Given entries:
## START

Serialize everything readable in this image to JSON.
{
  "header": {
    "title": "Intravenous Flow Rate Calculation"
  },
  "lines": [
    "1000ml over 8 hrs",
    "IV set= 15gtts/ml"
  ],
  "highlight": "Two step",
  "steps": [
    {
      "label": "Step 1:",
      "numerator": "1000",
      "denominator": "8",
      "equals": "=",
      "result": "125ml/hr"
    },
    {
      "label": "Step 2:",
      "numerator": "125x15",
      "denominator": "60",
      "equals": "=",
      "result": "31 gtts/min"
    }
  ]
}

## END
## START

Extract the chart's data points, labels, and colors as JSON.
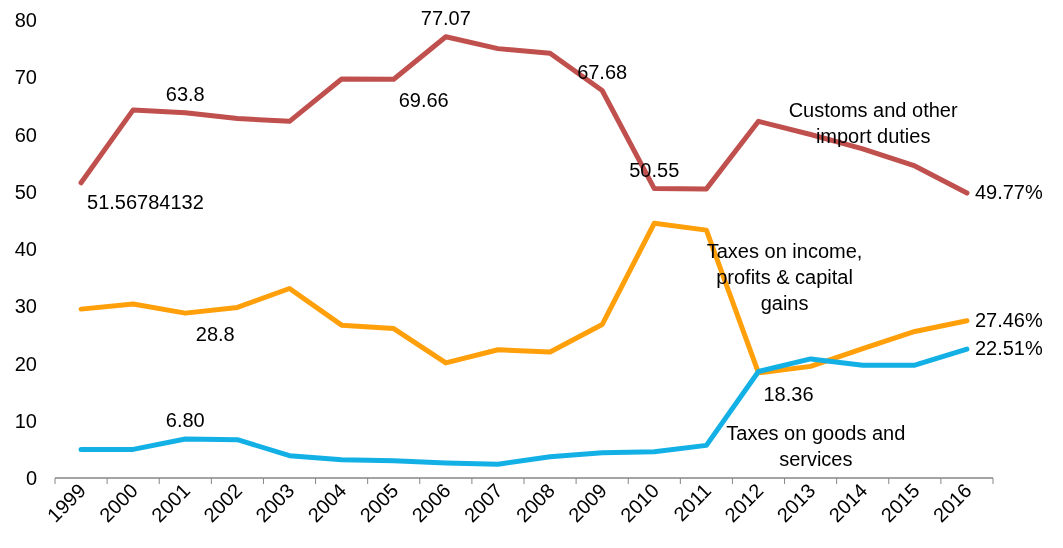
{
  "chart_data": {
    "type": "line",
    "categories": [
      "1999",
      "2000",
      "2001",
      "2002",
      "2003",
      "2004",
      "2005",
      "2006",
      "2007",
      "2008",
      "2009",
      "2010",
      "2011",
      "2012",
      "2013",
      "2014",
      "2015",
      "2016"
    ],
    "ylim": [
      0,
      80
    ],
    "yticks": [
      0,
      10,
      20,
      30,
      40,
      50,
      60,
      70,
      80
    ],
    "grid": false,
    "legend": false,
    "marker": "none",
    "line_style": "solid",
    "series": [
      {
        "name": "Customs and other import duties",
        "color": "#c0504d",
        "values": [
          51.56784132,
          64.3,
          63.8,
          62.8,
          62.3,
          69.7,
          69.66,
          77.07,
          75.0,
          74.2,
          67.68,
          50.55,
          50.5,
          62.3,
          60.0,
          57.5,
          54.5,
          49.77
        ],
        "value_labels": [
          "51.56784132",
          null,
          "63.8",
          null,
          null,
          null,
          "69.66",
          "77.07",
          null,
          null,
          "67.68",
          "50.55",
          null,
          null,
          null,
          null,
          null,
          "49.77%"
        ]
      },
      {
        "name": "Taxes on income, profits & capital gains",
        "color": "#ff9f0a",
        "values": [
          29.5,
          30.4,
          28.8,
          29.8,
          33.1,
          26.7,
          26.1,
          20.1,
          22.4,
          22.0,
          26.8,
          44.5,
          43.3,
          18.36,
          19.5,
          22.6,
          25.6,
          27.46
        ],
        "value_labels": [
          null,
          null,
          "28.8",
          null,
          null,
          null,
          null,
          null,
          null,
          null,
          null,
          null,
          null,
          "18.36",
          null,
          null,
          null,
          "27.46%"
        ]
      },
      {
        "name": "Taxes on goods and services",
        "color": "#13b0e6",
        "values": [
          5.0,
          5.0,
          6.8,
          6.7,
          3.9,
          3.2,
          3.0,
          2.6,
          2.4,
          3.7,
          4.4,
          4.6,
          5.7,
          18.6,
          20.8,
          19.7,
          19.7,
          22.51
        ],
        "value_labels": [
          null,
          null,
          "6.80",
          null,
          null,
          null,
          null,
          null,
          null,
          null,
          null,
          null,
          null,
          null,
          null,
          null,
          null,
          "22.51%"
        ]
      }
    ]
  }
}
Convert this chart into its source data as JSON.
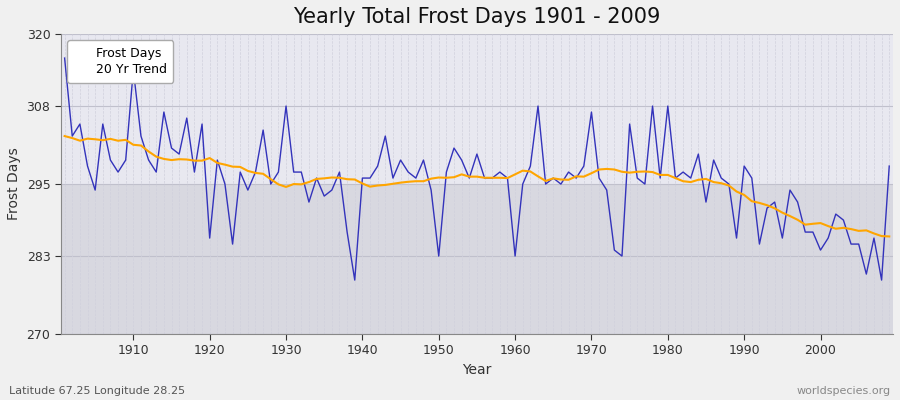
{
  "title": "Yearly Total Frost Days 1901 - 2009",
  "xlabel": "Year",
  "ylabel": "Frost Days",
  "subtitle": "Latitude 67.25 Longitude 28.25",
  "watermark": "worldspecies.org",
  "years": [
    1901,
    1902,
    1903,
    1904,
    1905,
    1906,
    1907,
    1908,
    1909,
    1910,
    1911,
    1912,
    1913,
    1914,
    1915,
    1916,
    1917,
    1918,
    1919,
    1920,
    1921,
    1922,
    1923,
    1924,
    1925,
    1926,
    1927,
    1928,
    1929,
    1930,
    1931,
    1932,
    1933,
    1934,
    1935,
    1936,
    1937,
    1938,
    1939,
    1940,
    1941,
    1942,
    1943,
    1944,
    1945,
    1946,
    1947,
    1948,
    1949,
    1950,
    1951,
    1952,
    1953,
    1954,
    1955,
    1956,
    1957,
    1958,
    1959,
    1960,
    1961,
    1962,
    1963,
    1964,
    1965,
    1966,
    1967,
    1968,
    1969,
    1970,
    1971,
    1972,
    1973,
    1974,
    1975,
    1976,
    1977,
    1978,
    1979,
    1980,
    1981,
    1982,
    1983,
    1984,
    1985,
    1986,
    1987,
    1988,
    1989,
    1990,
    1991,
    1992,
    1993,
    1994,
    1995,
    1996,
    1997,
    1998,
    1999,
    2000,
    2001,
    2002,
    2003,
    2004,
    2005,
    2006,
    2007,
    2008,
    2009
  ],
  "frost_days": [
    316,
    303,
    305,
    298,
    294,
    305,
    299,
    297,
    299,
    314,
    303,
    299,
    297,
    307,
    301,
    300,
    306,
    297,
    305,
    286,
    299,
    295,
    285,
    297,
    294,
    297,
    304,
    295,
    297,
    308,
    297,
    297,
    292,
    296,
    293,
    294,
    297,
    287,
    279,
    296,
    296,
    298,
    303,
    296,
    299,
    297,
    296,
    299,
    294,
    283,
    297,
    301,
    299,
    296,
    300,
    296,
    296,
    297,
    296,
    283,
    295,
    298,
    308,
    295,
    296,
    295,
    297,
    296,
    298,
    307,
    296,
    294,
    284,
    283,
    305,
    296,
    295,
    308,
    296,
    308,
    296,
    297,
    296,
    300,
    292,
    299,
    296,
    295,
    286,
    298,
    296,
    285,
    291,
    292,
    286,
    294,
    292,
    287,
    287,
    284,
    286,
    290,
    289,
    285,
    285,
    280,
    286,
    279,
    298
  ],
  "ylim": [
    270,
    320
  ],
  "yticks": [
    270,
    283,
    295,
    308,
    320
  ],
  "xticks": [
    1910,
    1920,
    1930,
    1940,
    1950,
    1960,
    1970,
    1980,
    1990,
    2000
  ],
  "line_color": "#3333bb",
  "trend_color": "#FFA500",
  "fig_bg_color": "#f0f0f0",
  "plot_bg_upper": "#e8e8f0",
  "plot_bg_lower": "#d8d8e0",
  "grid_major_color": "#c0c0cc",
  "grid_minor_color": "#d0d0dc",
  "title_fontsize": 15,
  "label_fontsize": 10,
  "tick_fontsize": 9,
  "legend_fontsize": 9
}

## END

Task objective: Determine how many of the lines above hold the word "this", and output that number by itself.

Solved exercise: 2